RECORDS FOR THIS EXERCISE:

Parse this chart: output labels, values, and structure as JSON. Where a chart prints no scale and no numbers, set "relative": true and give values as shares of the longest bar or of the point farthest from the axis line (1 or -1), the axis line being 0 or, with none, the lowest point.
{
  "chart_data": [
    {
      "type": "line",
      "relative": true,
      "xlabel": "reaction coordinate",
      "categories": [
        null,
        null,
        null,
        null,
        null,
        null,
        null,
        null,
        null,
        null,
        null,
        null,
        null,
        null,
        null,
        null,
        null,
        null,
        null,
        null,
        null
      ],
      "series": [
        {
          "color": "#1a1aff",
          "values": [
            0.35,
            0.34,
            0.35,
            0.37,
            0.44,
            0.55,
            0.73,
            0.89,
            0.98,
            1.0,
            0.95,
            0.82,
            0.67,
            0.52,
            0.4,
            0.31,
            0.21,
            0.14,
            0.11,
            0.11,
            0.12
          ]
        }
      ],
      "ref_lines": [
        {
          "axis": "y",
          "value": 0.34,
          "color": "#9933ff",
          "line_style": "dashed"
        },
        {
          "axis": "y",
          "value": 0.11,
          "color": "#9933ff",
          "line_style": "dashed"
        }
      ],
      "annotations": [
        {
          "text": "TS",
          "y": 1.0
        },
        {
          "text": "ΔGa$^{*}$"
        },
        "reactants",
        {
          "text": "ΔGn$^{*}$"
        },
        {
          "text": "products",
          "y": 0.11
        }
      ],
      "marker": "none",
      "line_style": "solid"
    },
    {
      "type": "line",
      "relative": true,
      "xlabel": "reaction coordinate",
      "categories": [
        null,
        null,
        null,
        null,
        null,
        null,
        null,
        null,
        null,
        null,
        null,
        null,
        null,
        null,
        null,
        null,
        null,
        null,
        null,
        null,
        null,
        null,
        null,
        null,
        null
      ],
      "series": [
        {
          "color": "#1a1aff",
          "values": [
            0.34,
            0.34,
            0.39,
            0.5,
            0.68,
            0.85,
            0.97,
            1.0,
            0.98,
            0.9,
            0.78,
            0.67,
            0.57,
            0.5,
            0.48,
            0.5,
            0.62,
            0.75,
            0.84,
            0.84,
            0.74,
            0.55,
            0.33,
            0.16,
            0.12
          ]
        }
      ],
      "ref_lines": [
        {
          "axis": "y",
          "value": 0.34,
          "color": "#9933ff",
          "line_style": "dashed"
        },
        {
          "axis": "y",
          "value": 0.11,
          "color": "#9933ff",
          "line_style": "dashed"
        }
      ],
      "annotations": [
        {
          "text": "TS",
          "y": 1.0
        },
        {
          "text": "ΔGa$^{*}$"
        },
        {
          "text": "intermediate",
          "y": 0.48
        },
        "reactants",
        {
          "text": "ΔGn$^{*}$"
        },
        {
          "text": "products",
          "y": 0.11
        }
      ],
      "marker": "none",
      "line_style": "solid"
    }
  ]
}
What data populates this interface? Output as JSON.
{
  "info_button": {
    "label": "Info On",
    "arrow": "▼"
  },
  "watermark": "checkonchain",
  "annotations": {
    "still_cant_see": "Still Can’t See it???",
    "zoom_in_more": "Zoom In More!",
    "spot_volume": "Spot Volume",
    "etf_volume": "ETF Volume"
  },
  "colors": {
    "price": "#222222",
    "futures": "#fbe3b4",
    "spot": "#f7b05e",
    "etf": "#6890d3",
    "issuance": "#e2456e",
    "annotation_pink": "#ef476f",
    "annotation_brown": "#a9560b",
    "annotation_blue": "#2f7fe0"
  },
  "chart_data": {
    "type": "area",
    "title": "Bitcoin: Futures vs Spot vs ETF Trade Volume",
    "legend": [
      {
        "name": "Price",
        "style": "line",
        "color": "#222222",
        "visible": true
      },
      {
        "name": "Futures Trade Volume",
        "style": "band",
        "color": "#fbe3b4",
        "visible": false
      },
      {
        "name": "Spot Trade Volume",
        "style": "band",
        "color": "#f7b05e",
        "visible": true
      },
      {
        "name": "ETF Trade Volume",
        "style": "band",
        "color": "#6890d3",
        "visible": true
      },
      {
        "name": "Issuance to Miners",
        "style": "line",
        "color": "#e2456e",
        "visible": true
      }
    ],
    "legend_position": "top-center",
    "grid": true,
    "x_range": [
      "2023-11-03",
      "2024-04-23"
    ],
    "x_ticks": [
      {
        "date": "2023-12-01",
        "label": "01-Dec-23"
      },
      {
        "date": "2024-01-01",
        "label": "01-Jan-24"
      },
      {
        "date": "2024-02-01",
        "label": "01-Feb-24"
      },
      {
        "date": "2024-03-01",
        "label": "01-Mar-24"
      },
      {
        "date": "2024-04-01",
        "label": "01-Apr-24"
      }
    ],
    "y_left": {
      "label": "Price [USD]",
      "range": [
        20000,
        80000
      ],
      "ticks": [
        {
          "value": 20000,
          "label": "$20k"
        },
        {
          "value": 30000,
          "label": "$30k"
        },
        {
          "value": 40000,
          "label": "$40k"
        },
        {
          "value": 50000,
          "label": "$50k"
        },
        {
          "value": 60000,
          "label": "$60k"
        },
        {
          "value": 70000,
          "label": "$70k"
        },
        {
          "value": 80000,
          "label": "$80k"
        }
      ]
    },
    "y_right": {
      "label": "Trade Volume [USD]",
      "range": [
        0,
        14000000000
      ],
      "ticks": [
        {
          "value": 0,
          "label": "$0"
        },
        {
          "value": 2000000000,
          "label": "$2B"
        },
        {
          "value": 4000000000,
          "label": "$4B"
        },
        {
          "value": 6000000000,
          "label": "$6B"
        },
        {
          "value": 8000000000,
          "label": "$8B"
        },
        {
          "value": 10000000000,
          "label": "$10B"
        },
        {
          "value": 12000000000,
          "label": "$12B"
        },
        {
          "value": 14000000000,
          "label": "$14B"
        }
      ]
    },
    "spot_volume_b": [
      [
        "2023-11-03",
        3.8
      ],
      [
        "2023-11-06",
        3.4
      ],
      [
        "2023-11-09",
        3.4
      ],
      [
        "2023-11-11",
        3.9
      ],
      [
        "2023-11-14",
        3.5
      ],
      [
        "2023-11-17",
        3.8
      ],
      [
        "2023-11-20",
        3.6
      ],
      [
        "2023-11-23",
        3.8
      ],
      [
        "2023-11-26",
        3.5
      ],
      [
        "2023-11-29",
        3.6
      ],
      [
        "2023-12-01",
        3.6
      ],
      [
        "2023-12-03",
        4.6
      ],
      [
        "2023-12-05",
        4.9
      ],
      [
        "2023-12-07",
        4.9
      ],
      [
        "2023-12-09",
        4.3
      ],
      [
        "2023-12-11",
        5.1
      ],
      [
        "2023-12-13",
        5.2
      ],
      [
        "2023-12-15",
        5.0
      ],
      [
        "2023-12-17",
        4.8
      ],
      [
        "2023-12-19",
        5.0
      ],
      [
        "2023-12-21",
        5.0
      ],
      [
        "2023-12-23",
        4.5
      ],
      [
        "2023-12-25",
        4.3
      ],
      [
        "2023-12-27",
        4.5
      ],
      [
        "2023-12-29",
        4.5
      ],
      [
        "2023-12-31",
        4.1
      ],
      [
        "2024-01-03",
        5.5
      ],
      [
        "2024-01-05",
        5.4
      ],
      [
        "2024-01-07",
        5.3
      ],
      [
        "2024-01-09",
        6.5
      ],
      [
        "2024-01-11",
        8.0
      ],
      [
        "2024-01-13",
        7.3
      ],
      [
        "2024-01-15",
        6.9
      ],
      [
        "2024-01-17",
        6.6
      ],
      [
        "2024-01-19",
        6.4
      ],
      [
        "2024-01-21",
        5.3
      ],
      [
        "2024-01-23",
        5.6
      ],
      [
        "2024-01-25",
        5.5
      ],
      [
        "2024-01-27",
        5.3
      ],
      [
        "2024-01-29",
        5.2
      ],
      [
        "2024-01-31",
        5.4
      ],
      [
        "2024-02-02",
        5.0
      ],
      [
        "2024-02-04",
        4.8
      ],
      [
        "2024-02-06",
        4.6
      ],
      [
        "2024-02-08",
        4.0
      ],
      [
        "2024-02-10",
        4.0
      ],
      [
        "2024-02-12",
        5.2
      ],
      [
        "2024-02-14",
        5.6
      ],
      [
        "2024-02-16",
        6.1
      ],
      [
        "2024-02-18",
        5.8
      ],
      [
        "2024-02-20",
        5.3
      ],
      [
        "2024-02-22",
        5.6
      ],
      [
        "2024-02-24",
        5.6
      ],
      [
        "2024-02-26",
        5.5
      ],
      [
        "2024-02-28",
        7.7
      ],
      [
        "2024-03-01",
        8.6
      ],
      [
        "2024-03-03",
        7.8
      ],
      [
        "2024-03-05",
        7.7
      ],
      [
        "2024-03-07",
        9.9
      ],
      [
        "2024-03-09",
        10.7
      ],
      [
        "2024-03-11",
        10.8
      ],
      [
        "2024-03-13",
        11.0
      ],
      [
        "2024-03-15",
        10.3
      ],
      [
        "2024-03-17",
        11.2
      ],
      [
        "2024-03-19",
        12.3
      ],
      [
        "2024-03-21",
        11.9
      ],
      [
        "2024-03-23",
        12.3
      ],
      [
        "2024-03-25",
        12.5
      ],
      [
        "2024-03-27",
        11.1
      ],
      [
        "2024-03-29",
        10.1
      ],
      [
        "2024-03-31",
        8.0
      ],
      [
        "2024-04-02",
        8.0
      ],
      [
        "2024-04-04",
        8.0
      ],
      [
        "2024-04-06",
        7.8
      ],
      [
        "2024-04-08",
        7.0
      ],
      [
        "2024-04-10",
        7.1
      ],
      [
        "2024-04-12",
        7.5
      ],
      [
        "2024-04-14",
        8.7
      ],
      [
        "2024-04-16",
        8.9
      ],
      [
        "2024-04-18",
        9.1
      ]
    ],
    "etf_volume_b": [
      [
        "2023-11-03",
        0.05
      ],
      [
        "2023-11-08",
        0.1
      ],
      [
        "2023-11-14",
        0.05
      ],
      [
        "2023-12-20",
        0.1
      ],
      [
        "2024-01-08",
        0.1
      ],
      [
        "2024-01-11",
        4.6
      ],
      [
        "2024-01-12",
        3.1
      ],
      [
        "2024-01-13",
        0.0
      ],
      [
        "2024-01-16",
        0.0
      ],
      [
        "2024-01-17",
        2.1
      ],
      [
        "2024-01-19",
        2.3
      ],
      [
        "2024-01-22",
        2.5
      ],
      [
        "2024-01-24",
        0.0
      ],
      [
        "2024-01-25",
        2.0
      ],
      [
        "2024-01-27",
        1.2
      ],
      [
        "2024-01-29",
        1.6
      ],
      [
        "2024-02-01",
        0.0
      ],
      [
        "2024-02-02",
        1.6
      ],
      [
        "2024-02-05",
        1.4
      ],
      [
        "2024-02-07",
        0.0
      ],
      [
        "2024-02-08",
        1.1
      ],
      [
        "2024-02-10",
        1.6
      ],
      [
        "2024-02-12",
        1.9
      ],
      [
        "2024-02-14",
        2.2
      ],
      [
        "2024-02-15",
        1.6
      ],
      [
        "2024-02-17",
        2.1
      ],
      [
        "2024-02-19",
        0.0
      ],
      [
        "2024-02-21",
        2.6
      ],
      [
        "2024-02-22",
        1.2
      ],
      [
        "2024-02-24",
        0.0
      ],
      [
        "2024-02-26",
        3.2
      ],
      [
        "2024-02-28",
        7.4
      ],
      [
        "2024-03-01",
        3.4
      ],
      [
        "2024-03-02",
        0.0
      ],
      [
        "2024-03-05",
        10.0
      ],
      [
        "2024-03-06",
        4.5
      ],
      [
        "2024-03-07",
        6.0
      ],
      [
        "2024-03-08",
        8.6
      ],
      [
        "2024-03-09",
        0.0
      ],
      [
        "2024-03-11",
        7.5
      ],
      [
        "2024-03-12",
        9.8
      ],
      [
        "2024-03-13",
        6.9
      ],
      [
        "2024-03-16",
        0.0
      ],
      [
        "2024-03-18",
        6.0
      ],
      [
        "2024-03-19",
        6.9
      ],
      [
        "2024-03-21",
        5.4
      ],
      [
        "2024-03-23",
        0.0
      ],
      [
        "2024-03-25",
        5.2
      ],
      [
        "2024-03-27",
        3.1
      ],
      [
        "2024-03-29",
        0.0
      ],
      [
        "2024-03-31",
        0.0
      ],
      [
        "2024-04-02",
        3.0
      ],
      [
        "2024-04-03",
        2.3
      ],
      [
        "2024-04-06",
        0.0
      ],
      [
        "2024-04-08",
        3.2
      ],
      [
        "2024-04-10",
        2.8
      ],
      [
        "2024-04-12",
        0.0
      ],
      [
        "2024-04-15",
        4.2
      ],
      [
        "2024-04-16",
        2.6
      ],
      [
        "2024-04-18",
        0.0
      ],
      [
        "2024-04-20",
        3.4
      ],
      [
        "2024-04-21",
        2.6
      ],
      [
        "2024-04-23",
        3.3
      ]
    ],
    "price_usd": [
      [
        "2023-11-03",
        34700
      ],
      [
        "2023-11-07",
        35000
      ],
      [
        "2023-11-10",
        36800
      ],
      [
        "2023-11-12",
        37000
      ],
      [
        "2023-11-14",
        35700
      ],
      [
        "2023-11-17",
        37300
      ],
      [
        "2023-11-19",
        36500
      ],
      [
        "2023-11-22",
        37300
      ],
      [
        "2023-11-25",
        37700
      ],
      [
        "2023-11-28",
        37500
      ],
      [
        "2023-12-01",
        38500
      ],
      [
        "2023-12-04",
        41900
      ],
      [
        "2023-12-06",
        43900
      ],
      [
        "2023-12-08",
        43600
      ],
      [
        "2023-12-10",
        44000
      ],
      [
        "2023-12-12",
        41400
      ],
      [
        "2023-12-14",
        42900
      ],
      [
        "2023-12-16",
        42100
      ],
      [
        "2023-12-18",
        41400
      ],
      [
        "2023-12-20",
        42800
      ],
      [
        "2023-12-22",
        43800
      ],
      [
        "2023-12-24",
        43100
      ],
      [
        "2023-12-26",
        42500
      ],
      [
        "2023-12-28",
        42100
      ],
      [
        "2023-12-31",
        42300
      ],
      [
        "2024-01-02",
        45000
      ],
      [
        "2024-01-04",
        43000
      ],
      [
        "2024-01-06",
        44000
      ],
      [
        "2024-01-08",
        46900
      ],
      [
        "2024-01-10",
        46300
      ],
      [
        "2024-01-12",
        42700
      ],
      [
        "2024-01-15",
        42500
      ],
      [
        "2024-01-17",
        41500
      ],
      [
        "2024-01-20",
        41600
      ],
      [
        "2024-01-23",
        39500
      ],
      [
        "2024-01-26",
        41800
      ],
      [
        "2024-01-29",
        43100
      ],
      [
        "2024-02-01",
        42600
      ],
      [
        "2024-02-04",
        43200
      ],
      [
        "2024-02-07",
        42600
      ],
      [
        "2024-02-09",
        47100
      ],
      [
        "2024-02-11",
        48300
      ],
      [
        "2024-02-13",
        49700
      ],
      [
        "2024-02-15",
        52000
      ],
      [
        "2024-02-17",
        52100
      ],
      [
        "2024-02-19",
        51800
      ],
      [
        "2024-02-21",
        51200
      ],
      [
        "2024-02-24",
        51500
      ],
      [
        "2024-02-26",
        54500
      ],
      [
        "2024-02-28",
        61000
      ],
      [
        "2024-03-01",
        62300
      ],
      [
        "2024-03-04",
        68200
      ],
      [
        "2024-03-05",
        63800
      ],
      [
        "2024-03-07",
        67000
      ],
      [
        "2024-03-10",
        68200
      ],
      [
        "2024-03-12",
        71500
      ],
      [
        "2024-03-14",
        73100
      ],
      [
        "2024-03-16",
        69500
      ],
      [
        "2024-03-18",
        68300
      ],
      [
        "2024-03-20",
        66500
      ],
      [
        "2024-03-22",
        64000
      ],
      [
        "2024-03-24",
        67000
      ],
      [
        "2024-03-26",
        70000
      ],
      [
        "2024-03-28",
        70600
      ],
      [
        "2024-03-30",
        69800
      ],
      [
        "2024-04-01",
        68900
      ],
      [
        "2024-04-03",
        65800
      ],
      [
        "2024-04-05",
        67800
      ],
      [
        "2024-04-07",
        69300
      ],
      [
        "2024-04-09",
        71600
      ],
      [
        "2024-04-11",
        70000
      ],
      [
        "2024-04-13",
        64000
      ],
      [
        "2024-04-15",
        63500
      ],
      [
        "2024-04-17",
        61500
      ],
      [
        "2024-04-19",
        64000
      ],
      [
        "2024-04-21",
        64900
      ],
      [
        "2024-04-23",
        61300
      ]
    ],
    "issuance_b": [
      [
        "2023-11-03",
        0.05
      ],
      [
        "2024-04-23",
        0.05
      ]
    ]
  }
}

STATED EXERCISE:
Copy each line in the data that holds the word "Trade".

SOLUTION:
    "title": "Bitcoin: Futures vs Spot vs ETF Trade Volume",
        "name": "Futures Trade Volume",
        "name": "Spot Trade Volume",
        "name": "ETF Trade Volume",
      "label": "Trade Volume [USD]",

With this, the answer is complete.